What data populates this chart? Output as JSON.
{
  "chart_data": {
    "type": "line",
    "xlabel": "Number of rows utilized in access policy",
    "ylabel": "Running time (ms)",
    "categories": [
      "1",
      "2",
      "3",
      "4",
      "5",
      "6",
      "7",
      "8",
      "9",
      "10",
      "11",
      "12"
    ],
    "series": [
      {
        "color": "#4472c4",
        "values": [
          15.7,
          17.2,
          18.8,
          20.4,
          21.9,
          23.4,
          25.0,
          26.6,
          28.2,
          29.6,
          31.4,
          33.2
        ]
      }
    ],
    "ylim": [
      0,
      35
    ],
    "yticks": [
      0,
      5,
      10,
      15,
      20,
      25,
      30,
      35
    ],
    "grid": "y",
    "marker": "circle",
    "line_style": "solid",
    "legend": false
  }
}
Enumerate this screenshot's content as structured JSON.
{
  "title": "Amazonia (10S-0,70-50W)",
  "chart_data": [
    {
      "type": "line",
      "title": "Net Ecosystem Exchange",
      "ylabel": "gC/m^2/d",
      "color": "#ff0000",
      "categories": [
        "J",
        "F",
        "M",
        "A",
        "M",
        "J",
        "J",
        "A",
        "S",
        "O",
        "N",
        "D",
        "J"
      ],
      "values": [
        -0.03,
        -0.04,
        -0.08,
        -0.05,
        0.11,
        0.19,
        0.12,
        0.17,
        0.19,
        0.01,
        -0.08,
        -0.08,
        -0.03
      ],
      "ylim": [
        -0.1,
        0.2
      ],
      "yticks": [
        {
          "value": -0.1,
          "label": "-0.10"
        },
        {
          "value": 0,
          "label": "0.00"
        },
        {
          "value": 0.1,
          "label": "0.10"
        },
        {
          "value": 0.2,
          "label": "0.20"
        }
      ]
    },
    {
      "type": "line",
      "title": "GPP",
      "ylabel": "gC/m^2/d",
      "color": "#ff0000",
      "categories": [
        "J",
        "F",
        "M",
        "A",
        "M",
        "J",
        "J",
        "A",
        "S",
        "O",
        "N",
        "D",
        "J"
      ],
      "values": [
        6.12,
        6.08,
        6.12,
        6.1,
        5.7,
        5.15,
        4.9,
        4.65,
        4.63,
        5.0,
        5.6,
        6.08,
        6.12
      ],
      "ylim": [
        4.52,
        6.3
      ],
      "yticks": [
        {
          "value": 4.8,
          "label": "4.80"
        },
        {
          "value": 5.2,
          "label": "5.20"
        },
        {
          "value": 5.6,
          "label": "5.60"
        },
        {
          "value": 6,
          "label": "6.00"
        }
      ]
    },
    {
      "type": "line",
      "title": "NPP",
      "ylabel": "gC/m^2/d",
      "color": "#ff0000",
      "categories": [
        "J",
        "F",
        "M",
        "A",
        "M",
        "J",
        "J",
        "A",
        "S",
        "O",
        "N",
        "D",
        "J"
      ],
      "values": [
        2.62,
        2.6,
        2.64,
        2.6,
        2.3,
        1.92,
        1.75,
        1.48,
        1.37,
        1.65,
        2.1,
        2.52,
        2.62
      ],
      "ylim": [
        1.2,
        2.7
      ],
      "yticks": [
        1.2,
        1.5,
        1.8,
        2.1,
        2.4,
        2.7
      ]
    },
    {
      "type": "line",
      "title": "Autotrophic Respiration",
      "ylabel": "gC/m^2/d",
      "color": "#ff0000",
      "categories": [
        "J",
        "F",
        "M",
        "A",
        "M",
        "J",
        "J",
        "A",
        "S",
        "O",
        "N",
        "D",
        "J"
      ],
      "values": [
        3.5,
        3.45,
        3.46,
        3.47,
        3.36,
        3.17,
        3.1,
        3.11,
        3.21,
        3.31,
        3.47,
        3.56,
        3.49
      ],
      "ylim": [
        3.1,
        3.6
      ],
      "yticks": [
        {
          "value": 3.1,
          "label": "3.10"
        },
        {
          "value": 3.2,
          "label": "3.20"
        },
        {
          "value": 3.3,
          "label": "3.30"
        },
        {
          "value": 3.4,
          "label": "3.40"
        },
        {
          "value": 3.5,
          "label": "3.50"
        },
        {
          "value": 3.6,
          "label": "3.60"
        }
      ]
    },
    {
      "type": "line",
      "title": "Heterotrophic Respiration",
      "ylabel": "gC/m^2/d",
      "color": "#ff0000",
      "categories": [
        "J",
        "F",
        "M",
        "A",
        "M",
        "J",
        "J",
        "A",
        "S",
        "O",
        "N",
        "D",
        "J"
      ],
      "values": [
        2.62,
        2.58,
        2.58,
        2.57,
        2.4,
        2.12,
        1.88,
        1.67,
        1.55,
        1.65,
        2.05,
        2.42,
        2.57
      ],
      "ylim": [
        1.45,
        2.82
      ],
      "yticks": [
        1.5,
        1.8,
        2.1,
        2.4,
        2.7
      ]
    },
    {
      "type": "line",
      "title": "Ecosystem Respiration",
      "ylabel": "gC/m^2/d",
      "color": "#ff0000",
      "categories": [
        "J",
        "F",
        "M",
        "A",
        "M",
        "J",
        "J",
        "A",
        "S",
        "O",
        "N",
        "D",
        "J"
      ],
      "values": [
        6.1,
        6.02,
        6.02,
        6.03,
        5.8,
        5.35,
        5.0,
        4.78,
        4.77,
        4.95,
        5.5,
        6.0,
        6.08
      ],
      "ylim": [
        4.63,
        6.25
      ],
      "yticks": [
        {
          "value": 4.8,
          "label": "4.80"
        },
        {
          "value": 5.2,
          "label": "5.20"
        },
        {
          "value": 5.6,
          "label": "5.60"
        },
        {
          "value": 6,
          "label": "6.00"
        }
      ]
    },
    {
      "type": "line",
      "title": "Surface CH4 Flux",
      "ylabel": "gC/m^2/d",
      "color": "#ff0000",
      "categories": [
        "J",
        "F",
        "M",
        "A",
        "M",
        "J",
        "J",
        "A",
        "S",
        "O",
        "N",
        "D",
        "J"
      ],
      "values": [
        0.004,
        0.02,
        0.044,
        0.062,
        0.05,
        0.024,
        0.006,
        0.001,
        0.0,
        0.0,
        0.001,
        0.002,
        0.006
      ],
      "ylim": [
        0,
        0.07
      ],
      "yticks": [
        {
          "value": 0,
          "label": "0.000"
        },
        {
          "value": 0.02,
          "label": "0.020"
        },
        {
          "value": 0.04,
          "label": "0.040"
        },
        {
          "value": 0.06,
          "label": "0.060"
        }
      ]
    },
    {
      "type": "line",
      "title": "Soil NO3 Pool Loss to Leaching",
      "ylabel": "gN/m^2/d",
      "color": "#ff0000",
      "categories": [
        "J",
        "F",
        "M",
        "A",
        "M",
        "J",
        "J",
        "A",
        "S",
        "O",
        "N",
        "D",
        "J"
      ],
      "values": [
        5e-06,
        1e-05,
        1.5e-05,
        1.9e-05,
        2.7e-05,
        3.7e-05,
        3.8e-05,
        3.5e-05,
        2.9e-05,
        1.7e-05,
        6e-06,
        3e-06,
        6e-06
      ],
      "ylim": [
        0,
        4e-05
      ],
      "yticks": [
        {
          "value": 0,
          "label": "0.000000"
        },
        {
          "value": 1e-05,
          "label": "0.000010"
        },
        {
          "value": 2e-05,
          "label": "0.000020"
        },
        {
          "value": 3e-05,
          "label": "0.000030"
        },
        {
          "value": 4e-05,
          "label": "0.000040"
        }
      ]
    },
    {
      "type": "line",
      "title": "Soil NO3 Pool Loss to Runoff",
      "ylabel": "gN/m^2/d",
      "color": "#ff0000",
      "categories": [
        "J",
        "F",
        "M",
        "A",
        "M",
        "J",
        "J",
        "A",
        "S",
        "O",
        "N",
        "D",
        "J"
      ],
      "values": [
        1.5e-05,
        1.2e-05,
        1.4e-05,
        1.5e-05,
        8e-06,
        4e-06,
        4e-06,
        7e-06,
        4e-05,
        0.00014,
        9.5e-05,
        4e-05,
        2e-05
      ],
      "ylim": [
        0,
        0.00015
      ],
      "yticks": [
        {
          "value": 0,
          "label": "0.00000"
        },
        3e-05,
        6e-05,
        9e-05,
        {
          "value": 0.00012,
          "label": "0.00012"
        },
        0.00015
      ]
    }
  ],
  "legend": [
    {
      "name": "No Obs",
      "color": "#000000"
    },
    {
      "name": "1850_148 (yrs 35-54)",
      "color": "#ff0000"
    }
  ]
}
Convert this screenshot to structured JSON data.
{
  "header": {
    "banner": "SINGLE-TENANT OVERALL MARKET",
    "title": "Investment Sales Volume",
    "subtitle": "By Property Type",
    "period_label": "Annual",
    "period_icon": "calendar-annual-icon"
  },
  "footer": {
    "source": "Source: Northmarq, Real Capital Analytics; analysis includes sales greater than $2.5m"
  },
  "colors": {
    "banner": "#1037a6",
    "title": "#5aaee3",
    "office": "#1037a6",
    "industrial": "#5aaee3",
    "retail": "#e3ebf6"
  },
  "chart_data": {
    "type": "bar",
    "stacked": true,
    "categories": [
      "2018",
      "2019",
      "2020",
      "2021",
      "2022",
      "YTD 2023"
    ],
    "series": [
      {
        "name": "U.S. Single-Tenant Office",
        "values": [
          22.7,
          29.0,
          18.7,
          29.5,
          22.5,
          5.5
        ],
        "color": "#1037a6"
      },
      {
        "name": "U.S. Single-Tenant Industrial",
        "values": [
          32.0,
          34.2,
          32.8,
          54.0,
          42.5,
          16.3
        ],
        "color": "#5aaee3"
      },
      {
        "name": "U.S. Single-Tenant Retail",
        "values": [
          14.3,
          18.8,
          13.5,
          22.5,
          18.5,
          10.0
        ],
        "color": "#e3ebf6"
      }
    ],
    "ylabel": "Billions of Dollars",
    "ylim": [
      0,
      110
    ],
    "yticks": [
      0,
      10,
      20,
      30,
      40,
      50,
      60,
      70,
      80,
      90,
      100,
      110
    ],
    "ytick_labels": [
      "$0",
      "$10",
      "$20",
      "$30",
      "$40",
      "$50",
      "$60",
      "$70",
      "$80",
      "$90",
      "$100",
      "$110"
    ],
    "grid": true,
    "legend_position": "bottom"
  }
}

---

→ **WRITTEN INSTRUCTION**
The word "Pool" appears in how many lines of the records? Give the number only.

→ **FULL OUTPUT**
2